:: WORK REQUIRED ::
Count the lines in the items below that contain the string "elements", and reply with the number alone.

++++

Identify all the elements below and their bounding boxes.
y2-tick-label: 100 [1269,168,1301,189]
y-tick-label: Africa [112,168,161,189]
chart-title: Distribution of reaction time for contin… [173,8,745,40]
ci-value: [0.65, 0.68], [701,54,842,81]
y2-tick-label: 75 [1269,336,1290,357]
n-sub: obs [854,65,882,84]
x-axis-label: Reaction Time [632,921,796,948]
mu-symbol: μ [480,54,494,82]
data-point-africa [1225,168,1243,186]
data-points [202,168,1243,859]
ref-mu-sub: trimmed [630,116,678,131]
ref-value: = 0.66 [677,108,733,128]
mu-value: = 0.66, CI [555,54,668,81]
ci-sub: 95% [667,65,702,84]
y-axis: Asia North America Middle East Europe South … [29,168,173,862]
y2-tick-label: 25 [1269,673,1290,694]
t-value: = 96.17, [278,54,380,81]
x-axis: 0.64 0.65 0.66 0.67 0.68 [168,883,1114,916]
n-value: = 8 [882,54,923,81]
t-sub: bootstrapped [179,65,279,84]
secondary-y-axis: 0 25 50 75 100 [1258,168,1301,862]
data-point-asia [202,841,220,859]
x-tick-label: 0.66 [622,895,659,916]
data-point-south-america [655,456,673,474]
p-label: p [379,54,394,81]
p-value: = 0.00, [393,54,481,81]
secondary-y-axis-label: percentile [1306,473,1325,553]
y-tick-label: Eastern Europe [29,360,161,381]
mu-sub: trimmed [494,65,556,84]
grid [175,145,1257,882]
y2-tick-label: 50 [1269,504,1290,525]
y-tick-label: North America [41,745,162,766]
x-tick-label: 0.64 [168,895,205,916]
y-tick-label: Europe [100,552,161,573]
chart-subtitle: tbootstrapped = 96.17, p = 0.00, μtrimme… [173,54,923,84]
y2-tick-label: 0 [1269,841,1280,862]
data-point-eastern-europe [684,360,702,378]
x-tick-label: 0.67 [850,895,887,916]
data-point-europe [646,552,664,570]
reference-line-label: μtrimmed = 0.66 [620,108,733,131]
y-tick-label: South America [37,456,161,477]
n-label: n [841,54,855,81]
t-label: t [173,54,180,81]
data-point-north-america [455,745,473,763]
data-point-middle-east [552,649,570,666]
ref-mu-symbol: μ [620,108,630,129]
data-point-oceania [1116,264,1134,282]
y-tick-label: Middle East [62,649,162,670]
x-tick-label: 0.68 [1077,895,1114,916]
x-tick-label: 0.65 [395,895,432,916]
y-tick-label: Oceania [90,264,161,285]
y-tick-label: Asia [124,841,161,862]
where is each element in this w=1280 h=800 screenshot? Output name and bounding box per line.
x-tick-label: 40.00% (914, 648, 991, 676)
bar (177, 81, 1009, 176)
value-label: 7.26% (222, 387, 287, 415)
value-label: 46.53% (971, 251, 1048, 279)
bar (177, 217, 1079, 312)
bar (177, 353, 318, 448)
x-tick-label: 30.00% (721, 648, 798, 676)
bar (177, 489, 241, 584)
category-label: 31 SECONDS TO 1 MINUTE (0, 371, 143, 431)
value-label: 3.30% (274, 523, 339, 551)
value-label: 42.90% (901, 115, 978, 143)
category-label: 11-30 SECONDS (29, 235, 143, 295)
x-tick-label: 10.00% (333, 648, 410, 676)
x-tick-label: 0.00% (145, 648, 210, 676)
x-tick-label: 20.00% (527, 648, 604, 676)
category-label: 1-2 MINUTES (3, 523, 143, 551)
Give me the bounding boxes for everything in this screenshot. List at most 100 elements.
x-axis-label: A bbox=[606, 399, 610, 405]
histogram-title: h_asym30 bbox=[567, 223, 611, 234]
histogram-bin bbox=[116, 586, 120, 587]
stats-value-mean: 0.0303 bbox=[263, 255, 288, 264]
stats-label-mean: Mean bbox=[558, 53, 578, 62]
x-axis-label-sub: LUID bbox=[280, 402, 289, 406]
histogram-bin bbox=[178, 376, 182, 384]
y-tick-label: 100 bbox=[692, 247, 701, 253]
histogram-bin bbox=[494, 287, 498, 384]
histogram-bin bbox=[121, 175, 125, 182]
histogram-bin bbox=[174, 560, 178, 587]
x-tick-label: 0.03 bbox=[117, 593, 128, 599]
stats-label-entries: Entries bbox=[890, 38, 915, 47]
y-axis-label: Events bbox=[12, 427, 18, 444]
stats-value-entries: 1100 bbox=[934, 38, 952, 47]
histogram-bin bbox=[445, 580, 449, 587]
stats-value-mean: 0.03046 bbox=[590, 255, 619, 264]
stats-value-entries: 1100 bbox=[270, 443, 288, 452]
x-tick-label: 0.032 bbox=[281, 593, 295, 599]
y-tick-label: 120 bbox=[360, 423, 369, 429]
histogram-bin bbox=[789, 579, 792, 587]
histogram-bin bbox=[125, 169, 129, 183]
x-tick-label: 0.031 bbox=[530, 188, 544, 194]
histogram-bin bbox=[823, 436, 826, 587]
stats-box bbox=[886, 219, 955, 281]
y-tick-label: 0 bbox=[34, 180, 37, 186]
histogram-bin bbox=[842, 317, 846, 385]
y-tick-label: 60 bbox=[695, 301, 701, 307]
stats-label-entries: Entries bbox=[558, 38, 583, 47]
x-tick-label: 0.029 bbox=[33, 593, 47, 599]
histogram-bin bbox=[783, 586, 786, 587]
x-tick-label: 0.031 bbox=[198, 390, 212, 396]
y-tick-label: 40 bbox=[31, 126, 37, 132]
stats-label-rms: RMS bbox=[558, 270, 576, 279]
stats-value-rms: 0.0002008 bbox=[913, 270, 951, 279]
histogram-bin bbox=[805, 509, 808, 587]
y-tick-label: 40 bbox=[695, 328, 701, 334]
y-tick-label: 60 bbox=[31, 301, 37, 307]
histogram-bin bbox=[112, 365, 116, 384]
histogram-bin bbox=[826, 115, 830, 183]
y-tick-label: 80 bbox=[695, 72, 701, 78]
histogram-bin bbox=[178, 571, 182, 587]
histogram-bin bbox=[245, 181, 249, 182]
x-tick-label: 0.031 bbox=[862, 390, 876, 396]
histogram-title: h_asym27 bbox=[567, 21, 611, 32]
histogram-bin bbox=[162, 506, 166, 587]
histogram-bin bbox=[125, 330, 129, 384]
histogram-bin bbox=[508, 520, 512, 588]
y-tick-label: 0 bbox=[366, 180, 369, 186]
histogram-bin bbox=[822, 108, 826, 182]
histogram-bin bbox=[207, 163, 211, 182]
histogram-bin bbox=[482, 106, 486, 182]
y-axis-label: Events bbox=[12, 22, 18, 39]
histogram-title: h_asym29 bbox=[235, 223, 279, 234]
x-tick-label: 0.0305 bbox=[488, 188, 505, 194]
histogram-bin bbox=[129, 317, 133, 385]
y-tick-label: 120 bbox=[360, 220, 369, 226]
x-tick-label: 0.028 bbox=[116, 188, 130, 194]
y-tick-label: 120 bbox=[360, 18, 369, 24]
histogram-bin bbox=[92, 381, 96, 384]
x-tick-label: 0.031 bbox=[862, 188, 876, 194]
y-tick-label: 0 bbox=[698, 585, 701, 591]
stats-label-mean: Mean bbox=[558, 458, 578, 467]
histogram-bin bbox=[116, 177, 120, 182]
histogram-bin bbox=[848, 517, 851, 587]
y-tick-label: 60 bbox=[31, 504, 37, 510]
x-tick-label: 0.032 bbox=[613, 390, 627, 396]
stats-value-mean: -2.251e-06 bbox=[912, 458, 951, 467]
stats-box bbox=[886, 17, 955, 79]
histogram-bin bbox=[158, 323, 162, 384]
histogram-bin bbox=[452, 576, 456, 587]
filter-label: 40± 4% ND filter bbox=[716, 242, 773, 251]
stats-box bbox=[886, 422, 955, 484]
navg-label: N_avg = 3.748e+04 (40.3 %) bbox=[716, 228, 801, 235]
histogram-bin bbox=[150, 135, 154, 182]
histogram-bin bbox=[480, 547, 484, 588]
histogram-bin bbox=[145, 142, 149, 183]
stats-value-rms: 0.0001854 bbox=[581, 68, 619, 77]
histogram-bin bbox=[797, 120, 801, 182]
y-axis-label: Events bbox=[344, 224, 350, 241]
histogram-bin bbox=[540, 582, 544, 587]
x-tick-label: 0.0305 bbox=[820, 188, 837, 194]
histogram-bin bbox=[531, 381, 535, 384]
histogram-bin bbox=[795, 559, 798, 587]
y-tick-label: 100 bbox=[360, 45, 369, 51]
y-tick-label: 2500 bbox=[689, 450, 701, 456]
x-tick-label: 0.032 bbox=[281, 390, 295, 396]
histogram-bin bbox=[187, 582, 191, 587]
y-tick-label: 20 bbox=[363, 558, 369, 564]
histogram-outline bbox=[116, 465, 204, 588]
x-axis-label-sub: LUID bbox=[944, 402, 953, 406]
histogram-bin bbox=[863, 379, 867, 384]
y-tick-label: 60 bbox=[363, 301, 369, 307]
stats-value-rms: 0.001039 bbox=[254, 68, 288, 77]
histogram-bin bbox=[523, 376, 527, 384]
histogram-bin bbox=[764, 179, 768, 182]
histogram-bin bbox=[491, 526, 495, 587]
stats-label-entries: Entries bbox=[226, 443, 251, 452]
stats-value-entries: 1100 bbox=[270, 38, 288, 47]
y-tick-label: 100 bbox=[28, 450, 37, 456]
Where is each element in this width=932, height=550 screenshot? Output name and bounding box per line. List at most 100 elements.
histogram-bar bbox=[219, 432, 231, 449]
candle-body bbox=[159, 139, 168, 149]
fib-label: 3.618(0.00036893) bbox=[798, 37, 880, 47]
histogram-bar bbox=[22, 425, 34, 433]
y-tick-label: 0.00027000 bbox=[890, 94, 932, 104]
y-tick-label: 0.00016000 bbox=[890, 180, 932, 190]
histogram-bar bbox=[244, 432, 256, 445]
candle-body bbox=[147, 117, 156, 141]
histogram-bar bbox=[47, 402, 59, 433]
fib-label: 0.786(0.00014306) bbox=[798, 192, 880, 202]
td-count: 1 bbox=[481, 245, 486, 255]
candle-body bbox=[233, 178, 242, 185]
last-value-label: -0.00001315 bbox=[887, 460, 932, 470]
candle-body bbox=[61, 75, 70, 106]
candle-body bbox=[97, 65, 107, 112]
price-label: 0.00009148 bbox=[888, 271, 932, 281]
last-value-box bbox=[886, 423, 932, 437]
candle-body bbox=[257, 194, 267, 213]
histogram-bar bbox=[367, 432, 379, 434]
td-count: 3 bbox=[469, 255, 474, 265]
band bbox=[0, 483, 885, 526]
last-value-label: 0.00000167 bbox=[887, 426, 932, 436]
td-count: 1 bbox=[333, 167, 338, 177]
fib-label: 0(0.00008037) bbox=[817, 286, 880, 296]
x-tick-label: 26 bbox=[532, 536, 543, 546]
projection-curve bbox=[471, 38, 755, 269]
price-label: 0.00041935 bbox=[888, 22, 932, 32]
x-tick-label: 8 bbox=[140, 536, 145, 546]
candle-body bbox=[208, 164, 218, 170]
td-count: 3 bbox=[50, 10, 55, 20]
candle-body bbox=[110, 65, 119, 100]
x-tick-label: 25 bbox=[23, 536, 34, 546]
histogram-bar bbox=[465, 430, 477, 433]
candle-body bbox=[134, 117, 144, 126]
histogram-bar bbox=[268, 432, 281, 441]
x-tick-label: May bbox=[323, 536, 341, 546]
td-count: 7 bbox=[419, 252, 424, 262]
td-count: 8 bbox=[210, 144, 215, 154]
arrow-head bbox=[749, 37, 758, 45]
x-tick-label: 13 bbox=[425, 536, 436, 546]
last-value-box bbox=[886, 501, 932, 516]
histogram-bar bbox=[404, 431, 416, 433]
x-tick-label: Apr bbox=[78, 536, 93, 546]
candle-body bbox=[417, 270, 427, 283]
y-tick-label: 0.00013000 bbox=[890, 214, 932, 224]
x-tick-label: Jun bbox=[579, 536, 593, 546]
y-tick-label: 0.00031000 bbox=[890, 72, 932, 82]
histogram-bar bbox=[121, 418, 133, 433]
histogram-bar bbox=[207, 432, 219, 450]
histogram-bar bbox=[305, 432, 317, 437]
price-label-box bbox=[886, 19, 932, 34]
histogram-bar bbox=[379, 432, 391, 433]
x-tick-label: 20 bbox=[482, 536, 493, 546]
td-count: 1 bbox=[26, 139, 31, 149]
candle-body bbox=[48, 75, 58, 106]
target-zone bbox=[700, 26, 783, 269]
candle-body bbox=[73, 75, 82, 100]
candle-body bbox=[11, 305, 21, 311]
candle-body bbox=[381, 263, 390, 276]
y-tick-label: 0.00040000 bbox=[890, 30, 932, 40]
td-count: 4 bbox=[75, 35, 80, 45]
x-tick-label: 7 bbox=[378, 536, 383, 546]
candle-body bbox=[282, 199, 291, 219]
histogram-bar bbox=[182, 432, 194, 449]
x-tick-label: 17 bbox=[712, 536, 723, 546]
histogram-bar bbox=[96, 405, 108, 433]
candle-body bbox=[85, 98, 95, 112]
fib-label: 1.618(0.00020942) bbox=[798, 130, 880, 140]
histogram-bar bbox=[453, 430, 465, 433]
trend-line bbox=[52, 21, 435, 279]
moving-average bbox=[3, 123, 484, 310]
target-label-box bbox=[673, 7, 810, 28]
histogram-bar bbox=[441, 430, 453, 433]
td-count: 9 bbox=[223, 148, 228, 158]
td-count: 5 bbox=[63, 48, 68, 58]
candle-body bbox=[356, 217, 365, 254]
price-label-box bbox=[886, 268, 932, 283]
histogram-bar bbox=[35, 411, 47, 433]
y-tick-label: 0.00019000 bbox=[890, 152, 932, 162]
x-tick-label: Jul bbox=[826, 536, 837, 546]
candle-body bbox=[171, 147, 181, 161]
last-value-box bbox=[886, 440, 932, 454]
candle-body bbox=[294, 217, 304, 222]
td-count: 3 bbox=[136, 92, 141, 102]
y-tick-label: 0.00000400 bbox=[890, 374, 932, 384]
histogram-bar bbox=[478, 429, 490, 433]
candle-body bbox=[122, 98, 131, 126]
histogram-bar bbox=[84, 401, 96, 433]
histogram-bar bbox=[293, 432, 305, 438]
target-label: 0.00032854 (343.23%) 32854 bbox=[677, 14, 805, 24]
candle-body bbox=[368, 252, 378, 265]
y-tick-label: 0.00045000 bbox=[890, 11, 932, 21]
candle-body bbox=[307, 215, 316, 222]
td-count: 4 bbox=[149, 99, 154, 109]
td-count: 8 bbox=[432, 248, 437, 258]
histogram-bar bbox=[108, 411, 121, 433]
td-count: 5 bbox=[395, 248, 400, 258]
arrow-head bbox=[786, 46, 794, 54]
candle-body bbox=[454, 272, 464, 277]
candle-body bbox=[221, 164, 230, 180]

++++

:: TASK RESULT ::
3